Input data:
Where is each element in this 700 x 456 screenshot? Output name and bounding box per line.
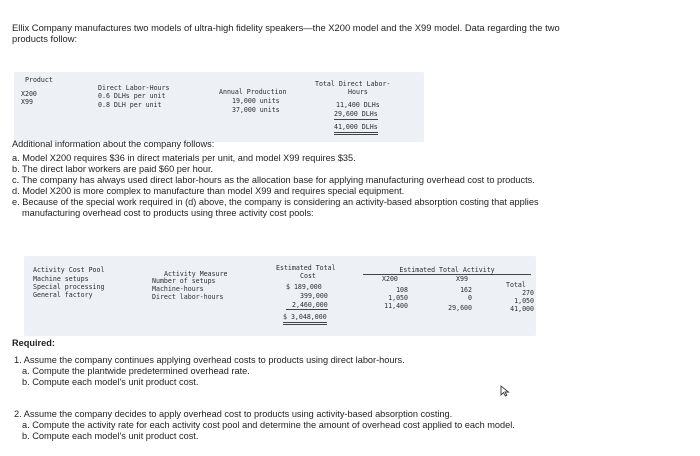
x200-general-factory: 11,400 — [384, 302, 408, 310]
table1-grand-total: 41,000 DLHs — [334, 123, 378, 135]
header-activity-measure: Activity Measure — [164, 270, 228, 278]
header-product: Product — [25, 76, 53, 84]
x200-special-processing: 1,050 — [388, 294, 408, 302]
row-x99-dlh: 0.8 DLH per unit — [98, 101, 162, 109]
total-general-factory: 41,000 — [510, 305, 534, 313]
header-x99: X99 — [456, 275, 468, 283]
additional-item-b: b. The direct labor workers are paid $60 per hour. — [12, 164, 214, 174]
header-total-dlh-1: Total Direct Labor- — [315, 80, 391, 88]
cursor-icon — [500, 384, 510, 402]
question-1a: a. Compute the plantwide predetermined overhead rate. — [22, 366, 250, 376]
x99-general-factory: 29,600 — [448, 304, 472, 312]
pool-machine-setups: Machine setups — [33, 275, 89, 283]
row-x200-total: 11,400 DLHs — [336, 101, 380, 109]
measure-number-of-setups: Number of setups — [152, 277, 216, 285]
additional-item-c: c. The company has always used direct labor-hours as the allocation base for applying manufacturing overhead cost to products. — [12, 175, 535, 185]
intro-line-1: Ellix Company manufactures two models of ultra-high fidelity speakers—the X200 model and the X99 model. Data regarding the two — [12, 22, 560, 33]
x99-special-processing: 0 — [468, 294, 472, 302]
x200-machine-setups: 108 — [396, 286, 408, 294]
measure-machine-hours: Machine-hours — [152, 285, 204, 293]
intro-line-2: products follow: — [12, 33, 78, 44]
additional-item-d: d. Model X200 is more complex to manufacture than model X99 and requires special equipment. — [12, 186, 405, 196]
header-total: Total — [506, 281, 526, 289]
header-direct-labor-hours: Direct Labor-Hours — [98, 84, 170, 92]
pool-general-factory: General factory — [33, 291, 93, 299]
question-2b: b. Compute each model's unit product cost. — [22, 431, 199, 441]
measure-direct-labor-hours: Direct labor-hours — [152, 293, 224, 301]
additional-heading: Additional information about the company follows: — [12, 139, 215, 149]
row-x200-dlh: 0.6 DLHs per unit — [98, 92, 166, 100]
x99-machine-setups: 162 — [460, 286, 472, 294]
header-estimated-cost-2: Cost — [300, 272, 316, 280]
row-x200-production: 19,000 units — [232, 97, 280, 105]
total-machine-setups: 270 — [522, 289, 534, 297]
row-x99-production: 37,000 units — [232, 106, 280, 114]
row-x99-total: 29,600 DLHs — [334, 110, 378, 120]
header-annual-production: Annual Production — [219, 88, 287, 96]
total-special-processing: 1,050 — [514, 297, 534, 305]
row-x99-product: X99 — [21, 98, 33, 106]
question-1: 1. Assume the company continues applying overhead costs to products using direct labor-hours. — [14, 355, 405, 365]
header-activity-cost-pool: Activity Cost Pool — [33, 266, 105, 274]
cost-general-factory: 2,460,000 — [286, 301, 328, 310]
additional-item-e: e. Because of the special work required in (d) above, the company is considering an activity-based absorption costing that applies — [12, 197, 539, 207]
header-estimated-activity: Estimated Total Activity — [363, 266, 531, 275]
table2-grand-total: $ 3,048,000 — [283, 313, 327, 325]
row-x200-product: X200 — [21, 90, 37, 98]
header-total-dlh-2: Hours — [348, 88, 368, 96]
additional-item-e-cont: manufacturing overhead cost to products using three activity cost pools: — [22, 208, 314, 218]
pool-special-processing: Special processing — [33, 283, 105, 291]
header-x200: X200 — [382, 275, 398, 283]
question-1b: b. Compute each model's unit product cost. — [22, 377, 199, 387]
cost-machine-setups: $ 189,000 — [286, 283, 322, 291]
cost-special-processing: 399,000 — [300, 292, 328, 300]
question-2: 2. Assume the company decides to apply overhead cost to products using activity-based absorption costing. — [14, 409, 453, 419]
header-estimated-cost-1: Estimated Total — [276, 264, 336, 272]
required-heading: Required: — [12, 338, 55, 348]
question-2a: a. Compute the activity rate for each activity cost pool and determine the amount of overhead cost applied to each model. — [22, 420, 515, 430]
additional-item-a: a. Model X200 requires $36 in direct materials per unit, and model X99 requires $35. — [12, 153, 356, 163]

Task: Retype every line of the rows above word for word, leaving out the picture.

The answer:
Where is each element in this 700 x 456 screenshot? Output name and bounding box per line.
x200-general-factory: 11,400 — [384, 302, 408, 310]
table1-grand-total: 41,000 DLHs — [334, 123, 378, 135]
header-activity-measure: Activity Measure — [164, 270, 228, 278]
header-product: Product — [25, 76, 53, 84]
x200-special-processing: 1,050 — [388, 294, 408, 302]
row-x99-dlh: 0.8 DLH per unit — [98, 101, 162, 109]
total-general-factory: 41,000 — [510, 305, 534, 313]
header-x99: X99 — [456, 275, 468, 283]
additional-item-b: b. The direct labor workers are paid $60 per hour. — [12, 164, 214, 174]
header-total-dlh-1: Total Direct Labor- — [315, 80, 391, 88]
cursor-icon — [500, 384, 510, 402]
question-1a: a. Compute the plantwide predetermined overhead rate. — [22, 366, 250, 376]
x99-general-factory: 29,600 — [448, 304, 472, 312]
pool-machine-setups: Machine setups — [33, 275, 89, 283]
row-x200-total: 11,400 DLHs — [336, 101, 380, 109]
measure-number-of-setups: Number of setups — [152, 277, 216, 285]
additional-item-c: c. The company has always used direct labor-hours as the allocation base for applying manufacturing overhead cost to products. — [12, 175, 535, 185]
intro-line-1: Ellix Company manufactures two models of ultra-high fidelity speakers—the X200 model and the X99 model. Data regarding the two — [12, 22, 560, 33]
x99-special-processing: 0 — [468, 294, 472, 302]
x200-machine-setups: 108 — [396, 286, 408, 294]
measure-machine-hours: Machine-hours — [152, 285, 204, 293]
intro-line-2: products follow: — [12, 33, 78, 44]
additional-item-d: d. Model X200 is more complex to manufacture than model X99 and requires special equipment. — [12, 186, 405, 196]
header-total: Total — [506, 281, 526, 289]
header-direct-labor-hours: Direct Labor-Hours — [98, 84, 170, 92]
pool-general-factory: General factory — [33, 291, 93, 299]
question-2b: b. Compute each model's unit product cost. — [22, 431, 199, 441]
measure-direct-labor-hours: Direct labor-hours — [152, 293, 224, 301]
additional-heading: Additional information about the company follows: — [12, 139, 215, 149]
row-x200-dlh: 0.6 DLHs per unit — [98, 92, 166, 100]
x99-machine-setups: 162 — [460, 286, 472, 294]
header-estimated-cost-2: Cost — [300, 272, 316, 280]
row-x200-production: 19,000 units — [232, 97, 280, 105]
total-machine-setups: 270 — [522, 289, 534, 297]
row-x99-production: 37,000 units — [232, 106, 280, 114]
row-x99-total: 29,600 DLHs — [334, 110, 378, 120]
header-annual-production: Annual Production — [219, 88, 287, 96]
total-special-processing: 1,050 — [514, 297, 534, 305]
row-x99-product: X99 — [21, 98, 33, 106]
question-1: 1. Assume the company continues applying overhead costs to products using direct labor-hours. — [14, 355, 405, 365]
header-activity-cost-pool: Activity Cost Pool — [33, 266, 105, 274]
cost-general-factory: 2,460,000 — [286, 301, 328, 310]
additional-item-e: e. Because of the special work required in (d) above, the company is considering an activity-based absorption costing that applies — [12, 197, 539, 207]
header-estimated-activity: Estimated Total Activity — [363, 266, 531, 275]
table2-grand-total: $ 3,048,000 — [283, 313, 327, 325]
row-x200-product: X200 — [21, 90, 37, 98]
header-total-dlh-2: Hours — [348, 88, 368, 96]
additional-item-e-cont: manufacturing overhead cost to products using three activity cost pools: — [22, 208, 314, 218]
pool-special-processing: Special processing — [33, 283, 105, 291]
header-x200: X200 — [382, 275, 398, 283]
question-1b: b. Compute each model's unit product cost. — [22, 377, 199, 387]
cost-machine-setups: $ 189,000 — [286, 283, 322, 291]
cost-special-processing: 399,000 — [300, 292, 328, 300]
question-2: 2. Assume the company decides to apply overhead cost to products using activity-based absorption costing. — [14, 409, 453, 419]
header-estimated-cost-1: Estimated Total — [276, 264, 336, 272]
required-heading: Required: — [12, 338, 55, 348]
question-2a: a. Compute the activity rate for each activity cost pool and determine the amount of overhead cost applied to each model. — [22, 420, 515, 430]
additional-item-a: a. Model X200 requires $36 in direct materials per unit, and model X99 requires $35. — [12, 153, 356, 163]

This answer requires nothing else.